Find the lines containing the word "Esteritit" and copy every one of them.
· · · · ·
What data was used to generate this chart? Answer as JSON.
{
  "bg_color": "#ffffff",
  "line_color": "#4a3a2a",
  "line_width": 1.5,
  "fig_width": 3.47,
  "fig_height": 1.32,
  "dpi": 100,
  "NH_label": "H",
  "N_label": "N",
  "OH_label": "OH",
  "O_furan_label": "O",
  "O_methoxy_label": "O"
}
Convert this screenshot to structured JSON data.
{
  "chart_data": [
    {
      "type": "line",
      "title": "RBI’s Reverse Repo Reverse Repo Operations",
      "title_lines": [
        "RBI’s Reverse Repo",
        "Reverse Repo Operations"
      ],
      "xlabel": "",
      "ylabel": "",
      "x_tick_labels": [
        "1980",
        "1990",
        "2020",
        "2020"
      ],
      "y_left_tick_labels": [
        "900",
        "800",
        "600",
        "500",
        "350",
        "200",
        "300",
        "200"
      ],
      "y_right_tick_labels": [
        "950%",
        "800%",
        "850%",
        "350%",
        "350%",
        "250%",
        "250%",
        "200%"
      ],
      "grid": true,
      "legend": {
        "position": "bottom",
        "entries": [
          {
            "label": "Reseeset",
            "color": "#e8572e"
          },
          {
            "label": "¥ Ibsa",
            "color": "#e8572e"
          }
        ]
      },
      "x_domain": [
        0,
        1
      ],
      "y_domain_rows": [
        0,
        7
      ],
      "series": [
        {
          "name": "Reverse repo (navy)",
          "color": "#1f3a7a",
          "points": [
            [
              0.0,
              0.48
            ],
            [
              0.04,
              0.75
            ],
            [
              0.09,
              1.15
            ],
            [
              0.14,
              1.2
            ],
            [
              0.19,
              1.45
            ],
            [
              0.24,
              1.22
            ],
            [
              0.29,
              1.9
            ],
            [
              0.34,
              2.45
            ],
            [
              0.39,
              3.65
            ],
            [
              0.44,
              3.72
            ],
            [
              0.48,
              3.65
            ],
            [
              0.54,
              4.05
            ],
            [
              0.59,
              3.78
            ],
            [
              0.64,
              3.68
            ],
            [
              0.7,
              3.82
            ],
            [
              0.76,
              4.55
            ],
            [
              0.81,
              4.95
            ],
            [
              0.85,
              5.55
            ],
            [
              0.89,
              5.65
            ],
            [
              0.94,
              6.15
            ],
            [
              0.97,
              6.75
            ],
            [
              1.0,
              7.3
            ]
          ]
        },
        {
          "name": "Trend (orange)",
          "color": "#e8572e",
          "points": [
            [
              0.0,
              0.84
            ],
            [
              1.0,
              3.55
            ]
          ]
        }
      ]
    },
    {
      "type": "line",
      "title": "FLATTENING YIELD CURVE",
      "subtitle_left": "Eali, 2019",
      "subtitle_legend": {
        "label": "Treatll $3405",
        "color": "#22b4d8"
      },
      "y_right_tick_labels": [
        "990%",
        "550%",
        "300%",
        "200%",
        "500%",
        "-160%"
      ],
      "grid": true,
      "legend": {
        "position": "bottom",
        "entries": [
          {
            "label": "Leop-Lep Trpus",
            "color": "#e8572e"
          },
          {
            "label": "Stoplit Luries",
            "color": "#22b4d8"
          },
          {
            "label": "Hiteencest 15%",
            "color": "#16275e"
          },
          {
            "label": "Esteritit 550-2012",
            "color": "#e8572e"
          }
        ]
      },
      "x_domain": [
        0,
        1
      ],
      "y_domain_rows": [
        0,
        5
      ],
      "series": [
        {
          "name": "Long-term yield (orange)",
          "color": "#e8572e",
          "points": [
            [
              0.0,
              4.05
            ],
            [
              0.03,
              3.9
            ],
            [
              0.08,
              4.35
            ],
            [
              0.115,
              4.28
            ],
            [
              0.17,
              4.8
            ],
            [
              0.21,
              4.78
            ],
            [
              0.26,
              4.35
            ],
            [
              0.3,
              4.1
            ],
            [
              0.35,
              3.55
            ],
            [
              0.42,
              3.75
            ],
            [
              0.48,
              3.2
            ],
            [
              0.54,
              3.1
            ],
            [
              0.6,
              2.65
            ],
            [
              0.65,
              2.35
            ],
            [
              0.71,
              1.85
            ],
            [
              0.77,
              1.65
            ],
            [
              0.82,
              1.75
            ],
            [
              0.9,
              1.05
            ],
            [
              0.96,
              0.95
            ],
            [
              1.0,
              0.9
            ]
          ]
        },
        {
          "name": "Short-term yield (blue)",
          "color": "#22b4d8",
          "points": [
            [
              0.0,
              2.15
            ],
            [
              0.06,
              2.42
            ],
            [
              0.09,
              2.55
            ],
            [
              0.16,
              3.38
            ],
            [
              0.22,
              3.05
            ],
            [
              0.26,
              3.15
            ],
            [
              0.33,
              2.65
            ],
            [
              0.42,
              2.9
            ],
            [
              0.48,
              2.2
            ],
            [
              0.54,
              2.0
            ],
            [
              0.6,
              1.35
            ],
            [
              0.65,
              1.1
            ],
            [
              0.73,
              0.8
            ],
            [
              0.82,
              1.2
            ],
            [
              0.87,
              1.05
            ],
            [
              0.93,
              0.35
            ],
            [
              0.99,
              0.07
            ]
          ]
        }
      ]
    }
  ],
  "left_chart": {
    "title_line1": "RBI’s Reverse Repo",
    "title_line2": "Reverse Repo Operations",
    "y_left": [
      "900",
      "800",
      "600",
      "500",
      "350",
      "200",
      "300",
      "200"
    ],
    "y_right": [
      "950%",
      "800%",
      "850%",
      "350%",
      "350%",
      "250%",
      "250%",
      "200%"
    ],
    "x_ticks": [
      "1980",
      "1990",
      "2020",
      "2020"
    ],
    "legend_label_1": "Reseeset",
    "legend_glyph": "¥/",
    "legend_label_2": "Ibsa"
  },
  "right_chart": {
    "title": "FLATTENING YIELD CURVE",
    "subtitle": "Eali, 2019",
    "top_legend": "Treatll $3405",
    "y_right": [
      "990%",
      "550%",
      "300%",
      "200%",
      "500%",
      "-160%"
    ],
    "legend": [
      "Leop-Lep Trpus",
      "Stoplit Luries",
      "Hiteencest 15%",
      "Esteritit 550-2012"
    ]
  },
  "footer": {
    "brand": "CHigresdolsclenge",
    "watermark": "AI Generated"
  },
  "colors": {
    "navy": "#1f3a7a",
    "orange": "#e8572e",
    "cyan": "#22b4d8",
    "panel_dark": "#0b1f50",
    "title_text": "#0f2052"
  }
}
· · · · ·
→ **Answer for this exercise**:
            "label": "Esteritit 550-2012",
      "Esteritit 550-2012"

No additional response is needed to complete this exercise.